**Exercise details**
Each line below is to be written out in full, exactly as shown.

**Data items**
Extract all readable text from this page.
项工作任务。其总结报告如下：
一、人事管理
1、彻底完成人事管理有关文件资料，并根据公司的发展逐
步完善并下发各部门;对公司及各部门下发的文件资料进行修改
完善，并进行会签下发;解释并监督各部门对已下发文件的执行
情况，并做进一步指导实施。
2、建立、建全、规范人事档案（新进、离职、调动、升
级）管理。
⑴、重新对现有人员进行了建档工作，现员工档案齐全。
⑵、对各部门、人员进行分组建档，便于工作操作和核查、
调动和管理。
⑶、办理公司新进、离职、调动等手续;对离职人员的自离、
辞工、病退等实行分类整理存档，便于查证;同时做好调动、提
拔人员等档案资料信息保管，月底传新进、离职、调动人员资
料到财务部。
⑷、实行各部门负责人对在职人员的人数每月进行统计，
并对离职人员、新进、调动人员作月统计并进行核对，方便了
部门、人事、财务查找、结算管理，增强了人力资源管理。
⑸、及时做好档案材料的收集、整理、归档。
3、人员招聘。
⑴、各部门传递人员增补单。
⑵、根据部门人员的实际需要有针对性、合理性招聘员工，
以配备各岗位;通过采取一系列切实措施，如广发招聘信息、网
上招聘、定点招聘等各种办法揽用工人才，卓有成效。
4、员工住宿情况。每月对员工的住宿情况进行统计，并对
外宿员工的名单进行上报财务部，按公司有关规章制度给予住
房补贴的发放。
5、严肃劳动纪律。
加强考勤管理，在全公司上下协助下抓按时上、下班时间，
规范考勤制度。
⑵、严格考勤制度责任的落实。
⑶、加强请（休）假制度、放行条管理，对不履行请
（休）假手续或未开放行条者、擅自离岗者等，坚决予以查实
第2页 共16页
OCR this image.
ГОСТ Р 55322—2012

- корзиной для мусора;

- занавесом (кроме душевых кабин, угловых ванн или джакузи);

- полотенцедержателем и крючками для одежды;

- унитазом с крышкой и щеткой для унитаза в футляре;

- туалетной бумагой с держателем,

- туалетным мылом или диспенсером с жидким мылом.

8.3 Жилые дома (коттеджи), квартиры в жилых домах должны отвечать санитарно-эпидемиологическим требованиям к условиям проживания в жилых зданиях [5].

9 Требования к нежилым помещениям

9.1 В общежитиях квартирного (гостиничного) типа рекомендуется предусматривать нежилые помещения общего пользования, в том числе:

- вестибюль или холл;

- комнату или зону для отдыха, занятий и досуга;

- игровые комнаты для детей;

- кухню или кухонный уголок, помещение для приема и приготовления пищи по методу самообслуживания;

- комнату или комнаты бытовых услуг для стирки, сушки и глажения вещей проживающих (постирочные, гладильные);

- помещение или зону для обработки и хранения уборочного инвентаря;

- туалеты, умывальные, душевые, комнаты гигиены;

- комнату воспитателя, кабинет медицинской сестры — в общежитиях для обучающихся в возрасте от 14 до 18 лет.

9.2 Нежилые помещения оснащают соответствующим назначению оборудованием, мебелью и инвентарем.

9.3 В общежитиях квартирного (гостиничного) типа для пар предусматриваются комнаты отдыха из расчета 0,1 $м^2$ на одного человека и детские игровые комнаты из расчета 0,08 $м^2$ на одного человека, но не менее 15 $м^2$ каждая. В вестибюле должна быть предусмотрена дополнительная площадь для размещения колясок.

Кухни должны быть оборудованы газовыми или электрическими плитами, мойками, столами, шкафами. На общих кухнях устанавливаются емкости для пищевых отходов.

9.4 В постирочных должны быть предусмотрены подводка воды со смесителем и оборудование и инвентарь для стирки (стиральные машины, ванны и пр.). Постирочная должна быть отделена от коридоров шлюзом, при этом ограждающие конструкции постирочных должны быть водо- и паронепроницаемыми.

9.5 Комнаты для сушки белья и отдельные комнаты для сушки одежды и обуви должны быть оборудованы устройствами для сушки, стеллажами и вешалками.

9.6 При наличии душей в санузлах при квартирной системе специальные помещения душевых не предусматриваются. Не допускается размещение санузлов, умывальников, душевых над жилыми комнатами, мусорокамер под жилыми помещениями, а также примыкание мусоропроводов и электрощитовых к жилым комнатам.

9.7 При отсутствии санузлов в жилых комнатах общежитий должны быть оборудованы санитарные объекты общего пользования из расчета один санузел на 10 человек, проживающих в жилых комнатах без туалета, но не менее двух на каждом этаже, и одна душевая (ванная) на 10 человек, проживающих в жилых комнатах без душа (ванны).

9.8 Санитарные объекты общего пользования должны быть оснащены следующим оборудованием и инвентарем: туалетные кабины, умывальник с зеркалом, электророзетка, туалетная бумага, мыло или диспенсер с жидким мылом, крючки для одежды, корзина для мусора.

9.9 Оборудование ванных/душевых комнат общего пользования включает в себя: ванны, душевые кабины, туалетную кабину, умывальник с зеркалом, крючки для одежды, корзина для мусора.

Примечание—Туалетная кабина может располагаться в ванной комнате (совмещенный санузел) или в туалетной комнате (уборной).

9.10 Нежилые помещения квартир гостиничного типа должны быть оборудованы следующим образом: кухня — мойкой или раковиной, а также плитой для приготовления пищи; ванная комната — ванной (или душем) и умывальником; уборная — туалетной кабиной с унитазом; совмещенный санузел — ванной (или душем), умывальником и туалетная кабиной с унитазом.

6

**Complete output**
Extract all readable text from this page.
项工作任务。其总结报告如下：
一、人事管理
1、彻底完成人事管理有关文件资料，并根据公司的发展逐
步完善并下发各部门;对公司及各部门下发的文件资料进行修改
完善，并进行会签下发;解释并监督各部门对已下发文件的执行
情况，并做进一步指导实施。
2、建立、建全、规范人事档案（新进、离职、调动、升
级）管理。
⑴、重新对现有人员进行了建档工作，现员工档案齐全。
⑵、对各部门、人员进行分组建档，便于工作操作和核查、
调动和管理。
⑶、办理公司新进、离职、调动等手续;对离职人员的自离、
辞工、病退等实行分类整理存档，便于查证;同时做好调动、提
拔人员等档案资料信息保管，月底传新进、离职、调动人员资
料到财务部。
⑷、实行各部门负责人对在职人员的人数每月进行统计，
并对离职人员、新进、调动人员作月统计并进行核对，方便了
部门、人事、财务查找、结算管理，增强了人力资源管理。
⑸、及时做好档案材料的收集、整理、归档。
3、人员招聘。
⑴、各部门传递人员增补单。
⑵、根据部门人员的实际需要有针对性、合理性招聘员工，
以配备各岗位;通过采取一系列切实措施，如广发招聘信息、网
上招聘、定点招聘等各种办法揽用工人才，卓有成效。
4、员工住宿情况。每月对员工的住宿情况进行统计，并对
外宿员工的名单进行上报财务部，按公司有关规章制度给予住
房补贴的发放。
5、严肃劳动纪律。
加强考勤管理，在全公司上下协助下抓按时上、下班时间，
规范考勤制度。
⑵、严格考勤制度责任的落实。
⑶、加强请（休）假制度、放行条管理，对不履行请
（休）假手续或未开放行条者、擅自离岗者等，坚决予以查实
第2页 共16页
OCR this image.
ГОСТ Р 55322—2012

- корзиной для мусора;

- занавесом (кроме душевых кабин, угловых ванн или джакузи);

- полотенцедержателем и крючками для одежды;

- унитазом с крышкой и щеткой для унитаза в футляре;

- туалетной бумагой с держателем,

- туалетным мылом или диспенсером с жидким мылом.

8.3 Жилые дома (коттеджи), квартиры в жилых домах должны отвечать санитарно-эпидемиологическим требованиям к условиям проживания в жилых зданиях [5].

9 Требования к нежилым помещениям

9.1 В общежитиях квартирного (гостиничного) типа рекомендуется предусматривать нежилые помещения общего пользования, в том числе:

- вестибюль или холл;

- комнату или зону для отдыха, занятий и досуга;

- игровые комнаты для детей;

- кухню или кухонный уголок, помещение для приема и приготовления пищи по методу самообслуживания;

- комнату или комнаты бытовых услуг для стирки, сушки и глажения вещей проживающих (постирочные, гладильные);

- помещение или зону для обработки и хранения уборочного инвентаря;

- туалеты, умывальные, душевые, комнаты гигиены;

- комнату воспитателя, кабинет медицинской сестры — в общежитиях для обучающихся в возрасте от 14 до 18 лет.

9.2 Нежилые помещения оснащают соответствующим назначению оборудованием, мебелью и инвентарем.

9.3 В общежитиях квартирного (гостиничного) типа для пар предусматриваются комнаты отдыха из расчета 0,1 $м^2$ на одного человека и детские игровые комнаты из расчета 0,08 $м^2$ на одного человека, но не менее 15 $м^2$ каждая. В вестибюле должна быть предусмотрена дополнительная площадь для размещения колясок.

Кухни должны быть оборудованы газовыми или электрическими плитами, мойками, столами, шкафами. На общих кухнях устанавливаются емкости для пищевых отходов.

9.4 В постирочных должны быть предусмотрены подводка воды со смесителем и оборудование и инвентарь для стирки (стиральные машины, ванны и пр.). Постирочная должна быть отделена от коридоров шлюзом, при этом ограждающие конструкции постирочных должны быть водо- и паронепроницаемыми.

9.5 Комнаты для сушки белья и отдельные комнаты для сушки одежды и обуви должны быть оборудованы устройствами для сушки, стеллажами и вешалками.

9.6 При наличии душей в санузлах при квартирной системе специальные помещения душевых не предусматриваются. Не допускается размещение санузлов, умывальников, душевых над жилыми комнатами, мусорокамер под жилыми помещениями, а также примыкание мусоропроводов и электрощитовых к жилым комнатам.

9.7 При отсутствии санузлов в жилых комнатах общежитий должны быть оборудованы санитарные объекты общего пользования из расчета один санузел на 10 человек, проживающих в жилых комнатах без туалета, но не менее двух на каждом этаже, и одна душевая (ванная) на 10 человек, проживающих в жилых комнатах без душа (ванны).

9.8 Санитарные объекты общего пользования должны быть оснащены следующим оборудованием и инвентарем: туалетные кабины, умывальник с зеркалом, электророзетка, туалетная бумага, мыло или диспенсер с жидким мылом, крючки для одежды, корзина для мусора.

9.9 Оборудование ванных/душевых комнат общего пользования включает в себя: ванны, душевые кабины, туалетную кабину, умывальник с зеркалом, крючки для одежды, корзина для мусора.

Примечание—Туалетная кабина может располагаться в ванной комнате (совмещенный санузел) или в туалетной комнате (уборной).

9.10 Нежилые помещения квартир гостиничного типа должны быть оборудованы следующим образом: кухня — мойкой или раковиной, а также плитой для приготовления пищи; ванная комната — ванной (или душем) и умывальником; уборная — туалетной кабиной с унитазом; совмещенный санузел — ванной (или душем), умывальником и туалетная кабиной с унитазом.

6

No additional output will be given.